[Aim of the exercise] From the entries below, gather each line containing the word "must".

[Dataset items]
============================================================

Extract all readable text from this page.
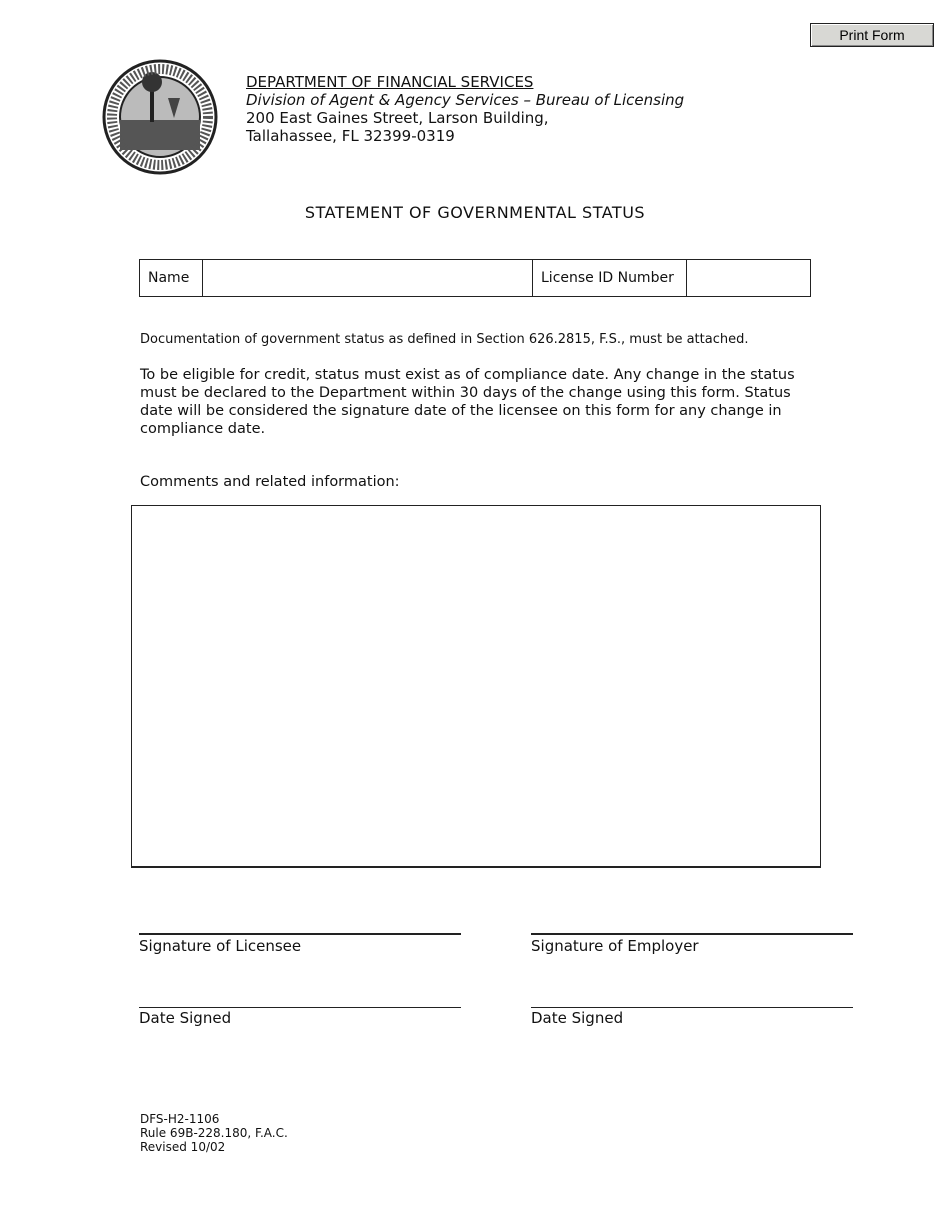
Print Form
DEPARTMENT OF FINANCIAL SERVICES
Division of Agent & Agency Services – Bureau of Licensing
200 East Gaines Street, Larson Building,
Tallahassee, FL 32399-0319
STATEMENT OF GOVERNMENTAL STATUS
Name		License ID Number	
Documentation of government status as defined in Section 626.2815, F.S., must be attached.
To be eligible for credit, status must exist as of compliance date. Any change in the status must be declared to the Department within 30 days of the change using this form. Status date will be considered the signature date of the licensee on this form for any change in compliance date.
Comments and related information:
Signature of Licensee	Signature of Employer
Date Signed	Date Signed
DFS-H2-1106
Rule 69B-228.180, F.A.C.
Revised 10/02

============================================================

[Reply to the task]
Documentation of government status as defined in Section 626.2815, F.S., must be attached.
To be eligible for credit, status must exist as of compliance date. Any change in the status must be declared to the Department within 30 days of the change using this form. Status date will be considered the signature date of the licensee on this form for any change in compliance date.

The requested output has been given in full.